WRITTEN INSTRUCTION: Identify every line in the records below that contains the word "就是青铜时代到来前的玉文化信仰和寻玉实践", and reproduce each one.

STORED DATA:
..........

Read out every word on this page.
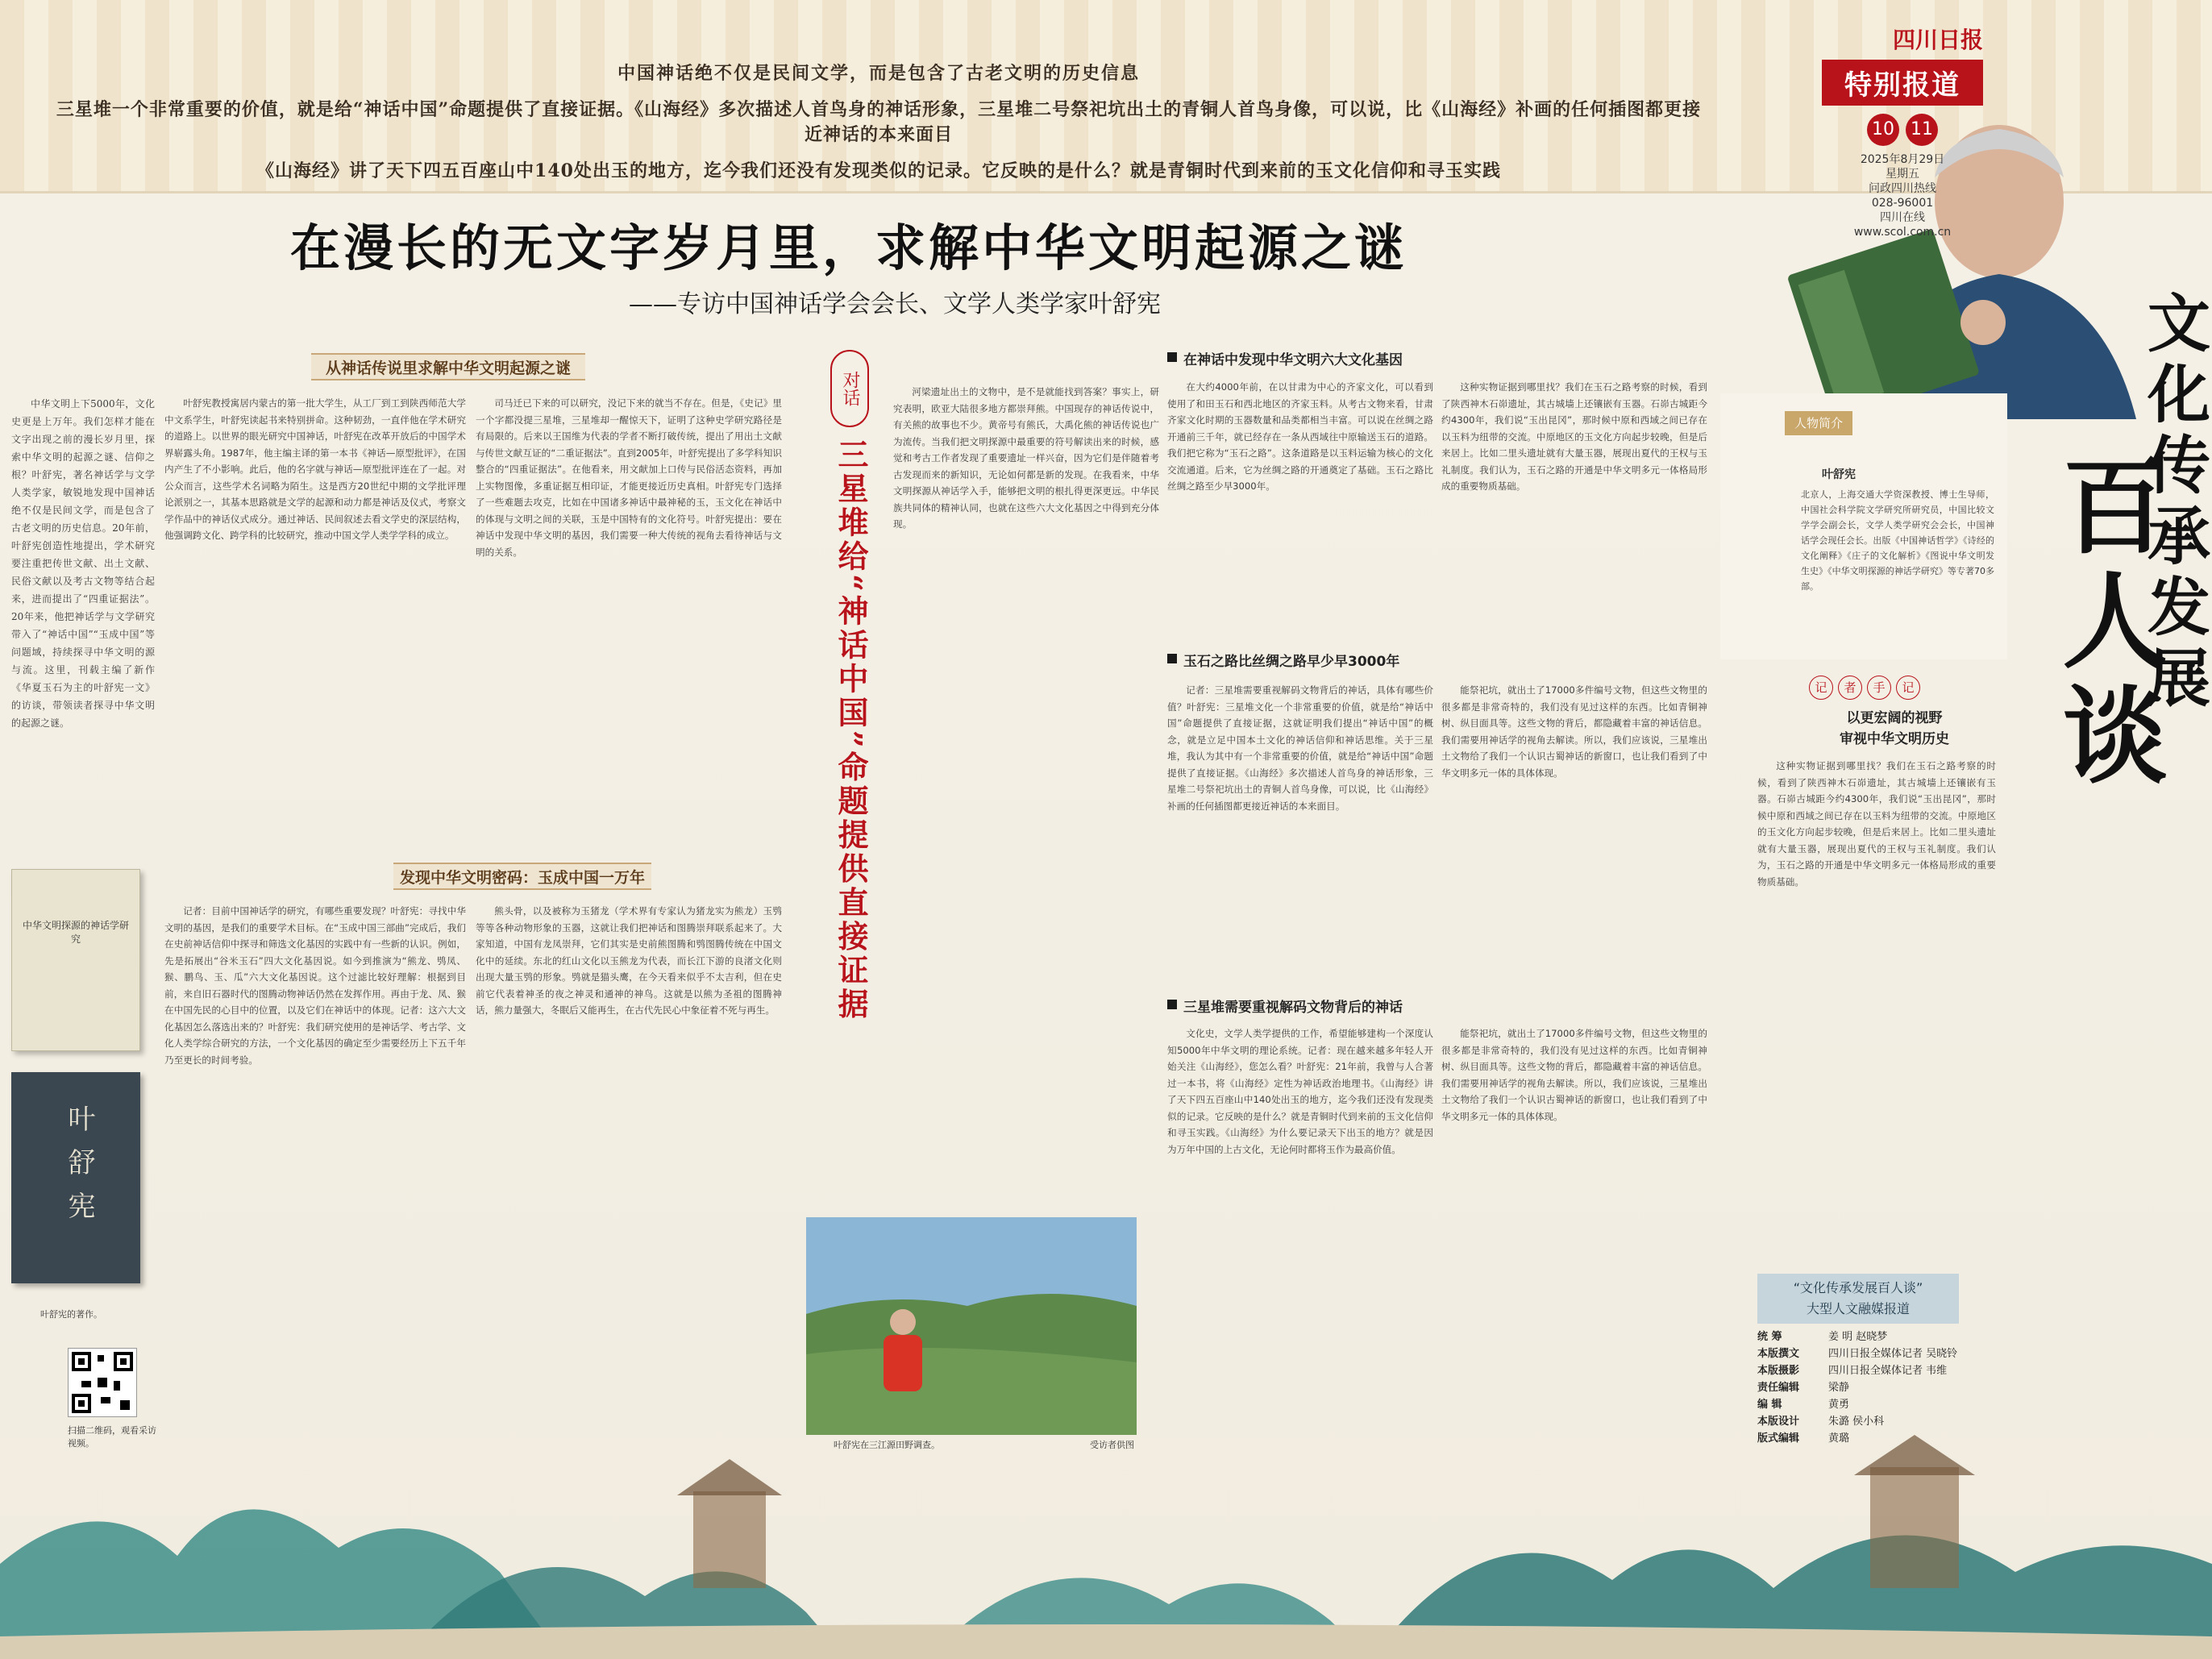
中国神话绝不仅是民间文学，而是包含了古老文明的历史信息
三星堆一个非常重要的价值，就是给“神话中国”命题提供了直接证据。《山海经》多次描述人首鸟身的神话形象，三星堆二号祭祀坑出土的青铜人首鸟身像，可以说，比《山海经》补画的任何插图都更接近神话的本来面目
《山海经》讲了天下四五百座山中140处出玉的地方，迄今我们还没有发现类似的记录。它反映的是什么？就是青铜时代到来前的玉文化信仰和寻玉实践
四川日报
特别报道
10 11
2025年8月29日
星期五
问政四川热线
028-96001
四川在线
www.scol.com.cn
在漫长的无文字岁月里，求解中华文明起源之谜
——专访中国神话学会会长、文学人类学家叶舒宪	文化传承发展
百人谈

中华文明上下5000年，文化史更是上万年。我们怎样才能在文字出现之前的漫长岁月里，探索中华文明的起源之谜、信仰之根？叶舒宪，著名神话学与文学人类学家，敏锐地发现中国神话绝不仅是民间文学，而是包含了古老文明的历史信息。20年前，叶舒宪创造性地提出，学术研究要注重把传世文献、出土文献、民俗文献以及考古文物等结合起来，进而提出了“四重证据法”。20年来，他把神话学与文学研究带入了“神话中国”“玉成中国”等问题域，持续探寻中华文明的源与流。这里，刊载主编了新作《华夏玉石为主的叶舒宪一文》的访谈，带领读者探寻中华文明的起源之谜。

从神话传说里求解中华文明起源之谜
发现中华文明密码：玉成中国一万年
在神话中发现中华文明六大文化基因
玉石之路比丝绸之路早少早3000年
三星堆需要重视解码文物背后的神话

叶舒宪教授寓居内蒙古的第一批大学生，从工厂到工到陕西师范大学中文系学生，叶舒宪读起书来特别拼命。这种韧劲，一直伴他在学术研究的道路上。以世界的眼光研究中国神话，叶舒宪在改革开放后的中国学术界崭露头角。1987年，他主编主译的第一本书《神话—原型批评》，在国内产生了不小影响。此后，他的名字就与神话—原型批评连在了一起。对公众而言，这些学术名词略为陌生。这是西方20世纪中期的文学批评理论派别之一，其基本思路就是文学的起源和动力都是神话及仪式，考察文学作品中的神话仪式成分。通过神话、民间叙述去看文学史的深层结构，他强调跨文化、跨学科的比较研究，推动中国文学人类学学科的成立。

司马迁已下来的可以研究，没记下来的就当不存在。但是，《史记》里一个字都没提三星堆，三星堆却一醒惊天下，证明了这种史学研究路径是有局限的。后来以王国维为代表的学者不断打破传统，提出了用出土文献与传世文献互证的“二重证据法”。直到2005年，叶舒宪提出了多学科知识整合的“四重证据法”。在他看来，用文献加上口传与民俗活态资料，再加上实物图像，多重证据互相印证，才能更接近历史真相。叶舒宪专门选择了一些难题去攻克，比如在中国诸多神话中最神秘的玉，玉文化在神话中的体现与文明之间的关联，玉是中国特有的文化符号。叶舒宪提出：要在神话中发现中华文明的基因，我们需要一种大传统的视角去看待神话与文明的关系。

记者：目前中国神话学的研究，有哪些重要发现？叶舒宪：寻找中华文明的基因，是我们的重要学术目标。在“玉成中国三部曲”完成后，我们在史前神话信仰中探寻和筛选文化基因的实践中有一些新的认识。例如，先是拓展出“谷米玉石”四大文化基因说。如今到推演为“熊龙、鸮凤、猴、鹏鸟、玉、瓜”六大文化基因说。这个过滤比较好理解：根据到目前，来自旧石器时代的图腾动物神话仍然在发挥作用。再由于龙、凤、猴在中国先民的心目中的位置，以及它们在神话中的体现。记者：这六大文化基因怎么落选出来的？叶舒宪：我们研究使用的是神话学、考古学、文化人类学综合研究的方法，一个文化基因的确定至少需要经历上下五千年乃至更长的时间考验。

熊头骨，以及被称为玉猪龙（学术界有专家认为猪龙实为熊龙）玉鸮等等各种动物形象的玉器，这就让我们把神话和图腾崇拜联系起来了。大家知道，中国有龙凤崇拜，它们其实是史前熊图腾和鸮图腾传统在中国文化中的延续。东北的红山文化以玉熊龙为代表，而长江下游的良渚文化则出现大量玉鸮的形象。鸮就是猫头鹰，在今天看来似乎不太吉利，但在史前它代表着神圣的夜之神灵和通神的神鸟。这就是以熊为圣祖的图腾神话，熊力量强大，冬眠后又能再生，在古代先民心中象征着不死与再生。

河梁遗址出土的文物中，是不是就能找到答案？事实上，研究表明，欧亚大陆很多地方都崇拜熊。中国现存的神话传说中，有关熊的故事也不少。黄帝号有熊氏，大禹化熊的神话传说也广为流传。当我们把文明探源中最重要的符号解读出来的时候，感觉和考古工作者发现了重要遗址一样兴奋，因为它们是伴随着考古发现而来的新知识，无论如何都是新的发现。在我看来，中华文明探源从神话学入手，能够把文明的根扎得更深更远。中华民族共同体的精神认同，也就在这些六大文化基因之中得到充分体现。

在大约4000年前，在以甘肃为中心的齐家文化，可以看到使用了和田玉石和西北地区的齐家玉料。从考古文物来看，甘肃齐家文化时期的玉器数量和品类都相当丰富。可以说在丝绸之路开通前三千年，就已经存在一条从西域往中原输送玉石的道路。我们把它称为“玉石之路”。这条道路是以玉料运输为核心的文化交流通道。后来，它为丝绸之路的开通奠定了基础。玉石之路比丝绸之路至少早3000年。

这种实物证据到哪里找？我们在玉石之路考察的时候，看到了陕西神木石峁遗址，其古城墙上还镶嵌有玉器。石峁古城距今约4300年，我们说“玉出昆冈”，那时候中原和西域之间已存在以玉料为纽带的交流。中原地区的玉文化方向起步较晚，但是后来居上。比如二里头遗址就有大量玉器，展现出夏代的王权与玉礼制度。我们认为，玉石之路的开通是中华文明多元一体格局形成的重要物质基础。

记者：三星堆需要重视解码文物背后的神话，具体有哪些价值？叶舒宪：三星堆文化一个非常重要的价值，就是给“神话中国”命题提供了直接证据，这就证明我们提出“神话中国”的概念，就是立足中国本土文化的神话信仰和神话思维。关于三星堆，我认为其中有一个非常重要的价值，就是给“神话中国”命题提供了直接证据。《山海经》多次描述人首鸟身的神话形象，三星堆二号祭祀坑出土的青铜人首鸟身像，可以说，比《山海经》补画的任何插图都更接近神话的本来面目。

能祭祀坑，就出土了17000多件编号文物，但这些文物里的很多都是非常奇特的，我们没有见过这样的东西。比如青铜神树、纵目面具等。这些文物的背后，都隐藏着丰富的神话信息。我们需要用神话学的视角去解读。所以，我们应该说，三星堆出土文物给了我们一个认识古蜀神话的新窗口，也让我们看到了中华文明多元一体的具体体现。

文化史，文学人类学提供的工作，希望能够建构一个深度认知5000年中华文明的理论系统。记者：现在越来越多年轻人开始关注《山海经》，您怎么看？叶舒宪：21年前，我曾与人合著过一本书，将《山海经》定性为神话政治地理书。《山海经》讲了天下四五百座山中140处出玉的地方，迄今我们还没有发现类似的记录。它反映的是什么？就是青铜时代到来前的玉文化信仰和寻玉实践。《山海经》为什么要记录天下出玉的地方？就是因为万年中国的上古文化，无论何时都将玉作为最高价值。

能祭祀坑，就出土了17000多件编号文物，但这些文物里的很多都是非常奇特的，我们没有见过这样的东西。比如青铜神树、纵目面具等。这些文物的背后，都隐藏着丰富的神话信息。我们需要用神话学的视角去解读。所以，我们应该说，三星堆出土文物给了我们一个认识古蜀神话的新窗口，也让我们看到了中华文明多元一体的具体体现。

对话
三星堆给“神话中国”命题提供直接证据
中华文明探源的神话学研究
叶舒宪
叶舒宪的著作。
扫描二维码，观看采访视频。	叶舒宪在三江源田野调查。	受访者供图
人物简介
叶舒宪
北京人，上海交通大学资深教授、博士生导师，中国社会科学院文学研究所研究员，中国比较文学学会副会长，文学人类学研究会会长，中国神话学会现任会长。出版《中国神话哲学》《诗经的文化阐释》《庄子的文化解析》《图说中华文明发生史》《中华文明探源的神话学研究》等专著70多部。
记	者	手	记
以更宏阔的视野
审视中华文明历史

这种实物证据到哪里找？我们在玉石之路考察的时候，看到了陕西神木石峁遗址，其古城墙上还镶嵌有玉器。石峁古城距今约4300年，我们说“玉出昆冈”，那时候中原和西域之间已存在以玉料为纽带的交流。中原地区的玉文化方向起步较晚，但是后来居上。比如二里头遗址就有大量玉器，展现出夏代的王权与玉礼制度。我们认为，玉石之路的开通是中华文明多元一体格局形成的重要物质基础。

“文化传承发展百人谈”
大型人文融媒报道
统 筹	姜 明 赵晓梦
本版撰文	四川日报全媒体记者 吴晓铃
本版摄影	四川日报全媒体记者 韦维
责任编辑	梁静
编 辑	黄勇
本版设计	朱潞 侯小科
版式编辑	黄璐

..........

WRITTEN SOLUTION:
《山海经》讲了天下四五百座山中140处出玉的地方，迄今我们还没有发现类似的记录。它反映的是什么？就是青铜时代到来前的玉文化信仰和寻玉实践
文化史，文学人类学提供的工作，希望能够建构一个深度认知5000年中华文明的理论系统。记者：现在越来越多年轻人开始关注《山海经》，您怎么看？叶舒宪：21年前，我曾与人合著过一本书，将《山海经》定性为神话政治地理书。《山海经》讲了天下四五百座山中140处出玉的地方，迄今我们还没有发现类似的记录。它反映的是什么？就是青铜时代到来前的玉文化信仰和寻玉实践。《山海经》为什么要记录天下出玉的地方？就是因为万年中国的上古文化，无论何时都将玉作为最高价值。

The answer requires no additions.